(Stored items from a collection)

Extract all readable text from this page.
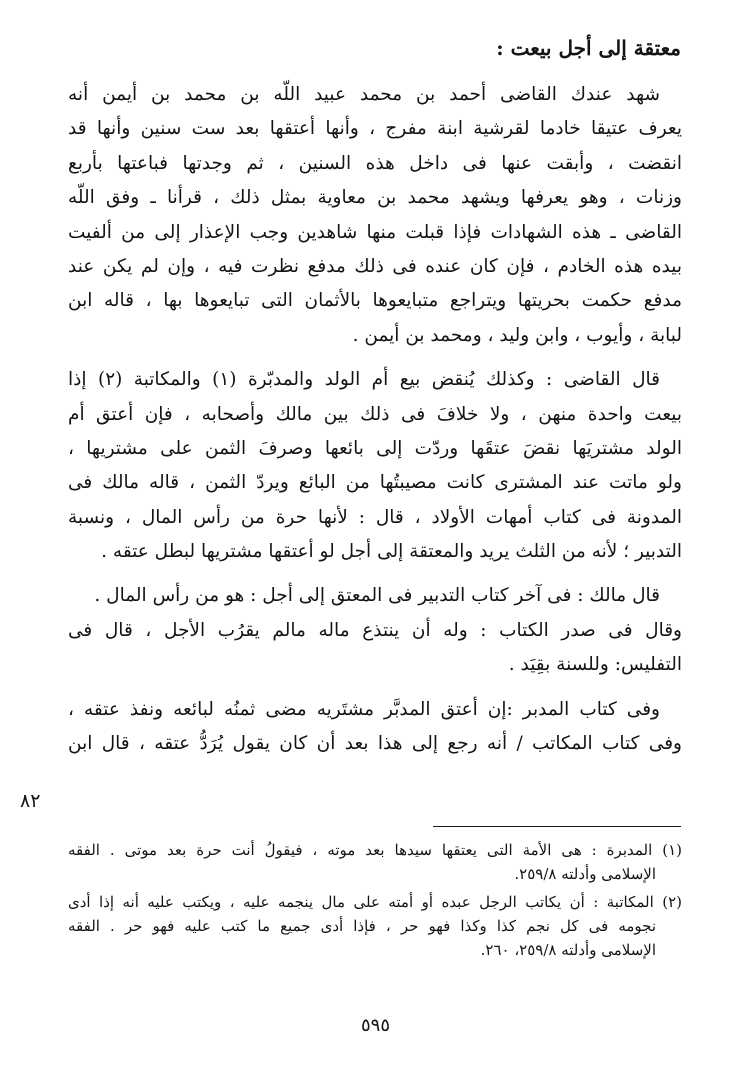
معتقة إلى أجل بيعت :
شهد عندك القاضى أحمد بن محمد عبيد اللّه بن محمد بن أيمن أنه
يعرف عتيقا خادما لقرشية ابنة مفرج ، وأنها أعتقها بعد ست سنين وأنها قد
انقضت ، وأبقت عنها فى داخل هذه السنين ، ثم وجدتها فباعتها بأربع
وزنات ، وهو يعرفها ويشهد محمد بن معاوية بمثل ذلك ، قرأنا ـ وفق اللّه
القاضى ـ هذه الشهادات فإذا قبلت منها شاهدين وجب الإعذار إلى من ألفيت
بيده هذه الخادم ، فإن كان عنده فى ذلك مدفع نظرت فيه ، وإن لم يكن عند
مدفع حكمت بحريتها ويتراجع متبايعوها بالأثمان التى تبايعوها بها ، قاله ابن
لبابة ، وأيوب ، وابن وليد ، ومحمد بن أيمن .
قال القاضى : وكذلك يُنقض بيع أم الولد والمدبّرة (١) والمكاتبة (٢) إذا
بيعت واحدة منهن ، ولا خلافَ فى ذلك بين مالك وأصحابه ، فإن أعتق أم
الولد مشتريَها نقضَ عتقَها وردّت إلى بائعها وصرفَ الثمن على مشتريها ،
ولو ماتت عند المشترى كانت مصيبتُها من البائع ويردّ الثمن ، قاله مالك فى
المدونة فى كتاب أمهات الأولاد ، قال : لأنها حرة من رأس المال ، ونسبة
التدبير ؛ لأنه من الثلث يريد والمعتقة إلى أجل لو أعتقها مشتريها لبطل عتقه .
قال مالك : فى آخر كتاب التدبير فى المعتق إلى أجل : هو من رأس المال .
وقال فى صدر الكتاب : وله أن ينتذع ماله مالم يقرُب الأجل ، قال فى
التفليس: وللسنة بقِيَد .
وفى كتاب المدبر :إن أعتق المدبَّر مشتَريه مضى ثمنُه لبائعه ونفذ عتقه ،
وفى كتاب المكاتب / أنه رجع إلى هذا بعد أن كان يقول يُرَدُّ عتقه ، قال ابن
٨٢
(١) المدبرة : هى الأمة التى يعتقها سيدها بعد موته ، فيقولُ أنت حرة بعد موتى . الفقه
الإسلامى وأدلته ٢٥٩/٨.
(٢) المكاتبة : أن يكاتب الرجل عبده أو أمته على مال ينجمه عليه ، ويكتب عليه أنه إذا أدى
نجومه فى كل نجم كذا وكذا فهو حر ، فإذا أدى جميع ما كتب عليه فهو حر . الفقه
الإسلامى وأدلته ٢٥٩/٨، ٢٦٠.
٥٩٥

**Exercise objective:**
The records shown above are to be repeated exactly, with the pictures left out.

**Answer to the problem:**
Extract all readable text from this page.
معتقة إلى أجل بيعت :
شهد عندك القاضى أحمد بن محمد عبيد اللّه بن محمد بن أيمن أنه
يعرف عتيقا خادما لقرشية ابنة مفرج ، وأنها أعتقها بعد ست سنين وأنها قد
انقضت ، وأبقت عنها فى داخل هذه السنين ، ثم وجدتها فباعتها بأربع
وزنات ، وهو يعرفها ويشهد محمد بن معاوية بمثل ذلك ، قرأنا ـ وفق اللّه
القاضى ـ هذه الشهادات فإذا قبلت منها شاهدين وجب الإعذار إلى من ألفيت
بيده هذه الخادم ، فإن كان عنده فى ذلك مدفع نظرت فيه ، وإن لم يكن عند
مدفع حكمت بحريتها ويتراجع متبايعوها بالأثمان التى تبايعوها بها ، قاله ابن
لبابة ، وأيوب ، وابن وليد ، ومحمد بن أيمن .
قال القاضى : وكذلك يُنقض بيع أم الولد والمدبّرة (١) والمكاتبة (٢) إذا
بيعت واحدة منهن ، ولا خلافَ فى ذلك بين مالك وأصحابه ، فإن أعتق أم
الولد مشتريَها نقضَ عتقَها وردّت إلى بائعها وصرفَ الثمن على مشتريها ،
ولو ماتت عند المشترى كانت مصيبتُها من البائع ويردّ الثمن ، قاله مالك فى
المدونة فى كتاب أمهات الأولاد ، قال : لأنها حرة من رأس المال ، ونسبة
التدبير ؛ لأنه من الثلث يريد والمعتقة إلى أجل لو أعتقها مشتريها لبطل عتقه .
قال مالك : فى آخر كتاب التدبير فى المعتق إلى أجل : هو من رأس المال .
وقال فى صدر الكتاب : وله أن ينتذع ماله مالم يقرُب الأجل ، قال فى
التفليس: وللسنة بقِيَد .
وفى كتاب المدبر :إن أعتق المدبَّر مشتَريه مضى ثمنُه لبائعه ونفذ عتقه ،
وفى كتاب المكاتب / أنه رجع إلى هذا بعد أن كان يقول يُرَدُّ عتقه ، قال ابن
٨٢
(١) المدبرة : هى الأمة التى يعتقها سيدها بعد موته ، فيقولُ أنت حرة بعد موتى . الفقه
الإسلامى وأدلته ٢٥٩/٨.
(٢) المكاتبة : أن يكاتب الرجل عبده أو أمته على مال ينجمه عليه ، ويكتب عليه أنه إذا أدى
نجومه فى كل نجم كذا وكذا فهو حر ، فإذا أدى جميع ما كتب عليه فهو حر . الفقه
الإسلامى وأدلته ٢٥٩/٨، ٢٦٠.
٥٩٥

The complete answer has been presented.